## WRITTEN EXERCISE:
From the listing below, extract every line containing "COVID".
:: DATA LISTING ::
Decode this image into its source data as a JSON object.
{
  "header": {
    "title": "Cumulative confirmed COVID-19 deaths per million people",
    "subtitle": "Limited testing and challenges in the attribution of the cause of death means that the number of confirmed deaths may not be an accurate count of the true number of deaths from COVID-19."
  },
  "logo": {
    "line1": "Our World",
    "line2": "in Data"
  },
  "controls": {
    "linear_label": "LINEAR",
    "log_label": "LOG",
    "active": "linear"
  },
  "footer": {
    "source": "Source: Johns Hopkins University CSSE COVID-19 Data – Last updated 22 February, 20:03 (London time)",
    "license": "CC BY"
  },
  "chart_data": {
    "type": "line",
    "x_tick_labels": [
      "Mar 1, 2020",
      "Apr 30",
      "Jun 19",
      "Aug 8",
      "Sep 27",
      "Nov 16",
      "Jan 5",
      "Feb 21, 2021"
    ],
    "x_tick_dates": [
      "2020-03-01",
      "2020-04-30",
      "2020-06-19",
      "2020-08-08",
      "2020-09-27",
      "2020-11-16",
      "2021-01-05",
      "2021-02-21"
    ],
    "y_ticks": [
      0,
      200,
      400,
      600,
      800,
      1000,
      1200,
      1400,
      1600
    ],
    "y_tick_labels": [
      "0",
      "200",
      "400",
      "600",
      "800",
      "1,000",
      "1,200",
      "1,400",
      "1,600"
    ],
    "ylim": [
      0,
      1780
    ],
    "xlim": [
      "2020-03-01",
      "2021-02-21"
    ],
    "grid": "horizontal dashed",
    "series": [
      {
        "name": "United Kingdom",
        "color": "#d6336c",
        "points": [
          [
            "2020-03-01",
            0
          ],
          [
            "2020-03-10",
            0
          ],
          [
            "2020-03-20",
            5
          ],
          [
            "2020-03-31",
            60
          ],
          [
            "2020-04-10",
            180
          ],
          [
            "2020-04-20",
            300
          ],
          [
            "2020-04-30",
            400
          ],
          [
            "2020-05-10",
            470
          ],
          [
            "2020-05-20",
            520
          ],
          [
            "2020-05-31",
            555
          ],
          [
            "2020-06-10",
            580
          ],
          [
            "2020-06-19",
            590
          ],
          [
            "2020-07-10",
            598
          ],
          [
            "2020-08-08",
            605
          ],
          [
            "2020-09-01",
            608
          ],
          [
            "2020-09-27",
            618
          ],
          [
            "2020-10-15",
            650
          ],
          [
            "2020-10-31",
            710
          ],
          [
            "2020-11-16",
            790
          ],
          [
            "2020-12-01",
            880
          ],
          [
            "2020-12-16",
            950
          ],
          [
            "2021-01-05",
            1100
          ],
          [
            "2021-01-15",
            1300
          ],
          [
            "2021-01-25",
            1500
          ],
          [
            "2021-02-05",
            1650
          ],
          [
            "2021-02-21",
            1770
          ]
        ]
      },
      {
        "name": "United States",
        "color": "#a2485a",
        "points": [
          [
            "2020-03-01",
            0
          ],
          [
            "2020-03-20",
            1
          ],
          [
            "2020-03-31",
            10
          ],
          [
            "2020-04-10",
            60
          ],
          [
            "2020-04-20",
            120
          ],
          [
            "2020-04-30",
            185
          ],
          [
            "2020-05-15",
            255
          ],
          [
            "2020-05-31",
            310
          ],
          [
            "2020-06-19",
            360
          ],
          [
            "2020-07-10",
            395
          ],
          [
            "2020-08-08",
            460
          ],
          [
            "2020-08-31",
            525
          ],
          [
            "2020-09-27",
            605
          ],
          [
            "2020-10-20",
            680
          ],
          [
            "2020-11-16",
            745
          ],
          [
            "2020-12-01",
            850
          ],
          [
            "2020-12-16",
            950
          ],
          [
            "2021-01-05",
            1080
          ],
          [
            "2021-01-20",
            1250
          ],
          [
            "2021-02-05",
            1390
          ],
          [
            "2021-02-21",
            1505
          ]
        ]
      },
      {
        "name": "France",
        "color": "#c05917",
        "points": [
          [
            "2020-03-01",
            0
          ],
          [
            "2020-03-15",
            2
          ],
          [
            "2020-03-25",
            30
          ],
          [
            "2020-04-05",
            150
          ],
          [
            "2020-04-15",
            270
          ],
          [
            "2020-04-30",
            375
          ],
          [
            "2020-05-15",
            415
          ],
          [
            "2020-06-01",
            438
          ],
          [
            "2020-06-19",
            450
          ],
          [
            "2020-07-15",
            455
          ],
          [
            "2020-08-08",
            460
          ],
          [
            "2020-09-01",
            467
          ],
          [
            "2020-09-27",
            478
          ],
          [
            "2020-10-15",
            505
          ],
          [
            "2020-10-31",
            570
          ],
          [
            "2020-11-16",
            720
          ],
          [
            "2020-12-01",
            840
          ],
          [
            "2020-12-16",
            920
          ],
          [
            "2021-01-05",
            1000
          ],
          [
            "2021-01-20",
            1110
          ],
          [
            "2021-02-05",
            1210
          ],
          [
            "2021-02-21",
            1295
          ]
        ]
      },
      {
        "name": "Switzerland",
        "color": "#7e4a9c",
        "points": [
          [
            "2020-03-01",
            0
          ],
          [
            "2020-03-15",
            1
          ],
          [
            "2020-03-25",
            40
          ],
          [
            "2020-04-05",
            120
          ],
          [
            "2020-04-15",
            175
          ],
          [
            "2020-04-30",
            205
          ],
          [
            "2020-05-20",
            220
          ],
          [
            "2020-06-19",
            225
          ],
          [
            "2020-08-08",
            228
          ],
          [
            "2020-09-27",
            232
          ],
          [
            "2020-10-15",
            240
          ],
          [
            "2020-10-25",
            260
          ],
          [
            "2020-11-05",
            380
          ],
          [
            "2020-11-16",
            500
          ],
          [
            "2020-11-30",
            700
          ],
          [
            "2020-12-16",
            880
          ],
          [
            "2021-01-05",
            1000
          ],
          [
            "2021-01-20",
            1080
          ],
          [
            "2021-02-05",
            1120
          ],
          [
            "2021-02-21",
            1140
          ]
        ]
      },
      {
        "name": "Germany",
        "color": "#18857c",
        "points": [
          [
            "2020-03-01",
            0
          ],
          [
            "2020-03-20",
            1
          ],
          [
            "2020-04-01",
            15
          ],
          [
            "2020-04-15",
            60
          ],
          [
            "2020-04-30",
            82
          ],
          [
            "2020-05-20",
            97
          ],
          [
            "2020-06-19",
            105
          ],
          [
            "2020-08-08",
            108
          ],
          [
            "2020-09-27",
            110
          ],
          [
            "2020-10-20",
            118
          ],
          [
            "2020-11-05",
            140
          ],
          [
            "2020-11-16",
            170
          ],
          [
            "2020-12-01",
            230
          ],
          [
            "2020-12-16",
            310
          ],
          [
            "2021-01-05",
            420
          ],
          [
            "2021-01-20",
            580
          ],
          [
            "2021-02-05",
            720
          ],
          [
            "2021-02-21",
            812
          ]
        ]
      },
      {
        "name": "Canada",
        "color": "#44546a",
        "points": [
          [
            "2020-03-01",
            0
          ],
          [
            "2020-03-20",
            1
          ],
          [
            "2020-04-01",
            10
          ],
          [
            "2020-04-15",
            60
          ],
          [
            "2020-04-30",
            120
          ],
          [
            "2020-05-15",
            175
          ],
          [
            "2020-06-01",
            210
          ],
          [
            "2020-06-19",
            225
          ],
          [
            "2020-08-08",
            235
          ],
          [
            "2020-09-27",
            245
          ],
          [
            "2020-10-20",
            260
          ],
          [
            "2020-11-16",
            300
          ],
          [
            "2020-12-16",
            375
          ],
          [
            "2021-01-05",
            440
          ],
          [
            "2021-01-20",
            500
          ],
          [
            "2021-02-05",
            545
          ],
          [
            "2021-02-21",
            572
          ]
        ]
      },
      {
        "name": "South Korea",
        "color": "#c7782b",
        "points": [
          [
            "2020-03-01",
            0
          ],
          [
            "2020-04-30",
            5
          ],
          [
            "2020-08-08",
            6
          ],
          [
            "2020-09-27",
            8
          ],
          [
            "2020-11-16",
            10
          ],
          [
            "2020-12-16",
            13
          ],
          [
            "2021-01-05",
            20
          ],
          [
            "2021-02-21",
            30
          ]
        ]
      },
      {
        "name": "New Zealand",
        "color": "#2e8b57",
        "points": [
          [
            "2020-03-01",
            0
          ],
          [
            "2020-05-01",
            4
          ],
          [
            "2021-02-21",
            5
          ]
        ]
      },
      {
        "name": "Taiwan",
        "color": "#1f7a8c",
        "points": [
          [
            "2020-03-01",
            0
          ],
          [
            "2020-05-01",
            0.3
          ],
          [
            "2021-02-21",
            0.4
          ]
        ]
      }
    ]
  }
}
:::
## WORKED ANSWER:
    "title": "Cumulative confirmed COVID-19 deaths per million people",
    "subtitle": "Limited testing and challenges in the attribution of the cause of death means that the number of confirmed deaths may not be an accurate count of the true number of deaths from COVID-19."
    "source": "Source: Johns Hopkins University CSSE COVID-19 Data – Last updated 22 February, 20:03 (London time)",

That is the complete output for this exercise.